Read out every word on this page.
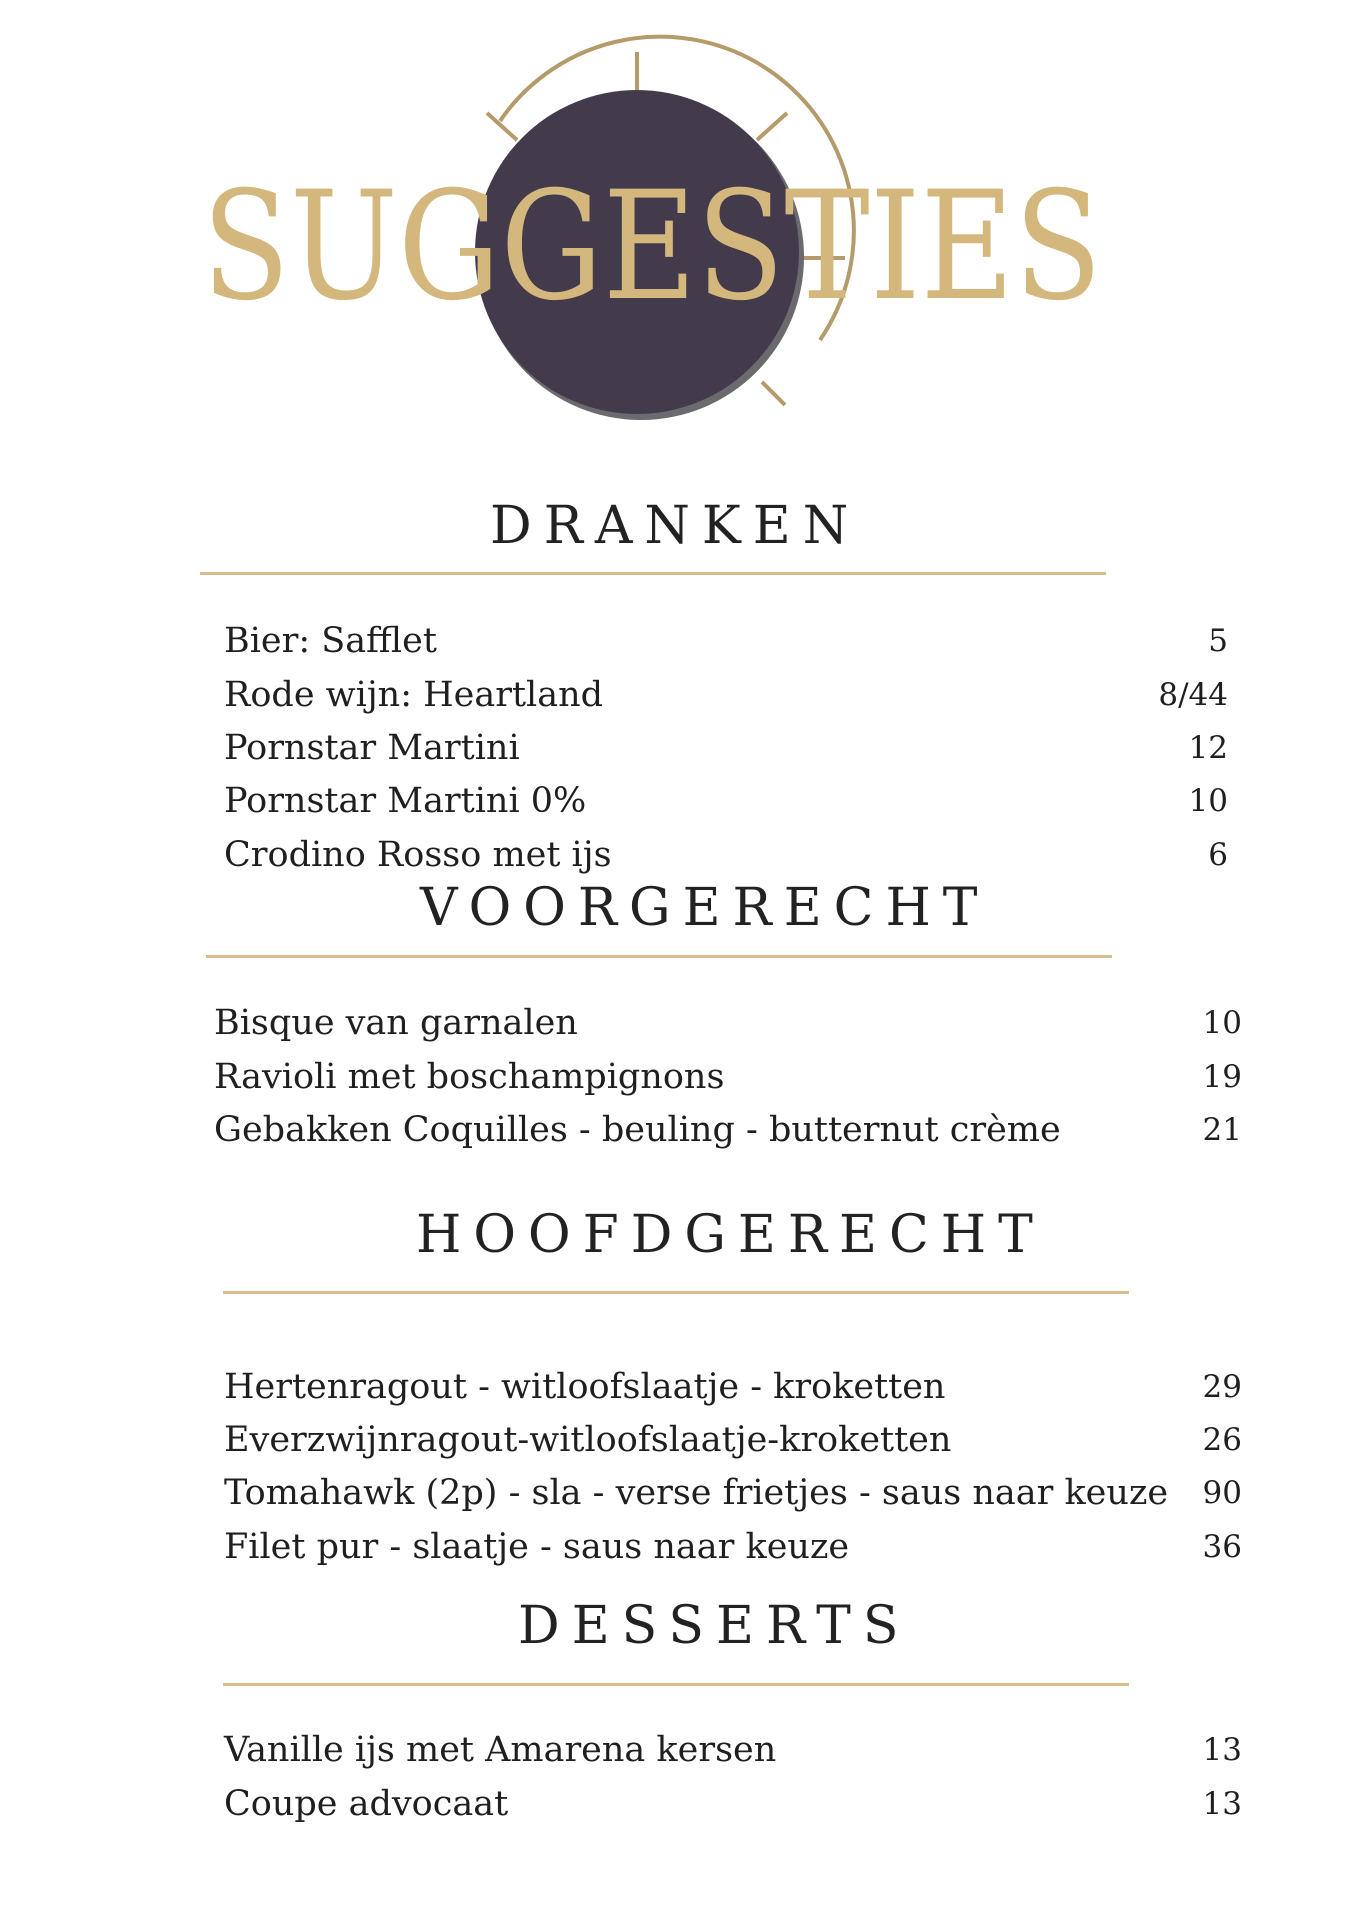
SUGGESTIES
DRANKEN
Bier: Safflet	5
Rode wijn: Heartland	8/44
Pornstar Martini	12
Pornstar Martini 0%	10
Crodino Rosso met ijs	6
VOORGERECHT
Bisque van garnalen	10
Ravioli met boschampignons	19
Gebakken Coquilles - beuling - butternut crème	21
HOOFDGERECHT
Hertenragout - witloofslaatje - kroketten	29
Everzwijnragout-witloofslaatje-kroketten	26
Tomahawk (2p) - sla - verse frietjes - saus naar keuze 90
Filet pur - slaatje - saus naar keuze	36
DESSERTS
Vanille ijs met Amarena kersen	13
Coupe advocaat	13
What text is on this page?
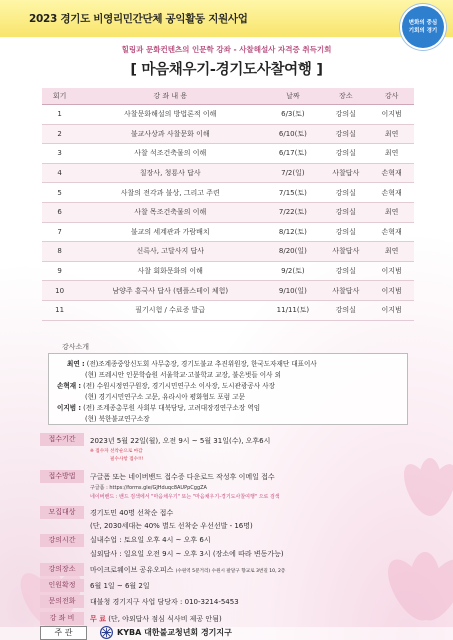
2023 경기도 비영리민간단체 공익활동 지원사업	변화의 중심
기회의 경기
힐링과 문화컨텐츠의 인문학 강좌 - 사찰해설사 자격증 취득기회
[ 마음채우기-경기도사찰여행 ]
회기	강 좌 내 용	날짜	장소	강사
1	사찰문화해설의 방법론적 이해	6/3(토)	강의실	이지범
2	불교사상과 사찰문화 이해	6/10(토)	강의실	최연
3	사찰 석조건축물의 이해	6/17(토)	강의실	최연
4	칠장사, 청룡사 답사	7/2(일)	사찰답사	손혁재
5	사찰의 전각과 불상, 그리고 주련	7/15(토)	강의실	손혁재
6	사찰 목조건축물의 이해	7/22(토)	강의실	최연
7	불교의 세계관과 가람배치	8/12(토)	강의실	손혁재
8	신륵사, 고달사지 답사	8/20(일)	사찰답사	최연
9	사찰 회화문화의 이해	9/2(토)	강의실	이지범
10	남양주 흥국사 답사 (템플스테이 체험)	9/10(일)	사찰답사	이지범
11	필기시험 / 수료증 발급	11/11(토)	강의실	이지범
강사소개
최연 : (전)조계종중앙신도회 사무총장, 경기도불교 추진위원장, 한국도자재단 대표이사
(현) 프레시안 인문학습원 서울학교·고불학교 교장, 불온벗들 이사 외
손혁재 : (전) 수원시정연구원장, 경기시민연구소 이사장, 도시관광공사 사장
(현) 경기시민연구소 고문, 유라시아 평화협도 포럼 고문
이지범 : (전) 조계종총무원 사회부 대북담당, 고려대장경연구소장 역임
(현) 북한불교연구소장
접수기간	2023년 5월 22일(월), 오전 9시 ~ 5월 31일(수), 오후6시
※ 접수자 선착순으로 마감
필수사항 접수!!!
접수방법	구글폼 또는 네이버밴드 접수증 다운로드 작성후 이메일 접수
구글폼 : https://forms.gle/GJHduqc8AUPpCggZA
네이버밴드 : 밴드 검색에서 "마음채우기" 또는 "마음채우기-경기도사찰여행" 으로 검색
모집대상	경기도민 40명 선착순 접수
(단, 2030세대는 40% 별도 선착순 우선선발 - 16명)
강의시간	실내수업 : 토요일 오후 4시 ~ 오후 6시
실외답사 : 일요일 오전 9시 ~ 오후 3시 (장소에 따라 변동가능)
강의장소	마이크로웨이브 공유오피스 (수원역 5분거리) 수원시 팔달구 향교로 3번길 10, 2층
인원확정	6월 1일 ~ 6월 2일
문의전화	대불청 경기지구 사업 담당자 : 010-3214-5453
강 좌 비	무 료 (단, 야외답사 점심 식사비 제공 안됨)
주 관	KYBA 대한불교청년회 경기지구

**Task to carry out**: Would you set down the listing exactly, omitting pictures?

**Solution for this task**:
Read out every word on this page.
SUGGESTIES
DRANKEN
Bier: Safflet	5
Rode wijn: Heartland	8/44
Pornstar Martini	12
Pornstar Martini 0%	10
Crodino Rosso met ijs	6
VOORGERECHT
Bisque van garnalen	10
Ravioli met boschampignons	19
Gebakken Coquilles - beuling - butternut crème	21
HOOFDGERECHT
Hertenragout - witloofslaatje - kroketten	29
Everzwijnragout-witloofslaatje-kroketten	26
Tomahawk (2p) - sla - verse frietjes - saus naar keuze 90
Filet pur - slaatje - saus naar keuze	36
DESSERTS
Vanille ijs met Amarena kersen	13
Coupe advocaat	13
What text is on this page?
2023 경기도 비영리민간단체 공익활동 지원사업	변화의 중심
기회의 경기
힐링과 문화컨텐츠의 인문학 강좌 - 사찰해설사 자격증 취득기회
[ 마음채우기-경기도사찰여행 ]
회기	강 좌 내 용	날짜	장소	강사
1	사찰문화해설의 방법론적 이해	6/3(토)	강의실	이지범
2	불교사상과 사찰문화 이해	6/10(토)	강의실	최연
3	사찰 석조건축물의 이해	6/17(토)	강의실	최연
4	칠장사, 청룡사 답사	7/2(일)	사찰답사	손혁재
5	사찰의 전각과 불상, 그리고 주련	7/15(토)	강의실	손혁재
6	사찰 목조건축물의 이해	7/22(토)	강의실	최연
7	불교의 세계관과 가람배치	8/12(토)	강의실	손혁재
8	신륵사, 고달사지 답사	8/20(일)	사찰답사	최연
9	사찰 회화문화의 이해	9/2(토)	강의실	이지범
10	남양주 흥국사 답사 (템플스테이 체험)	9/10(일)	사찰답사	이지범
11	필기시험 / 수료증 발급	11/11(토)	강의실	이지범
강사소개
최연 : (전)조계종중앙신도회 사무총장, 경기도불교 추진위원장, 한국도자재단 대표이사
(현) 프레시안 인문학습원 서울학교·고불학교 교장, 불온벗들 이사 외
손혁재 : (전) 수원시정연구원장, 경기시민연구소 이사장, 도시관광공사 사장
(현) 경기시민연구소 고문, 유라시아 평화협도 포럼 고문
이지범 : (전) 조계종총무원 사회부 대북담당, 고려대장경연구소장 역임
(현) 북한불교연구소장
접수기간	2023년 5월 22일(월), 오전 9시 ~ 5월 31일(수), 오후6시
※ 접수자 선착순으로 마감
필수사항 접수!!!
접수방법	구글폼 또는 네이버밴드 접수증 다운로드 작성후 이메일 접수
구글폼 : https://forms.gle/GJHduqc8AUPpCggZA
네이버밴드 : 밴드 검색에서 "마음채우기" 또는 "마음채우기-경기도사찰여행" 으로 검색
모집대상	경기도민 40명 선착순 접수
(단, 2030세대는 40% 별도 선착순 우선선발 - 16명)
강의시간	실내수업 : 토요일 오후 4시 ~ 오후 6시
실외답사 : 일요일 오전 9시 ~ 오후 3시 (장소에 따라 변동가능)
강의장소	마이크로웨이브 공유오피스 (수원역 5분거리) 수원시 팔달구 향교로 3번길 10, 2층
인원확정	6월 1일 ~ 6월 2일
문의전화	대불청 경기지구 사업 담당자 : 010-3214-5453
강 좌 비	무 료 (단, 야외답사 점심 식사비 제공 안됨)
주 관	KYBA 대한불교청년회 경기지구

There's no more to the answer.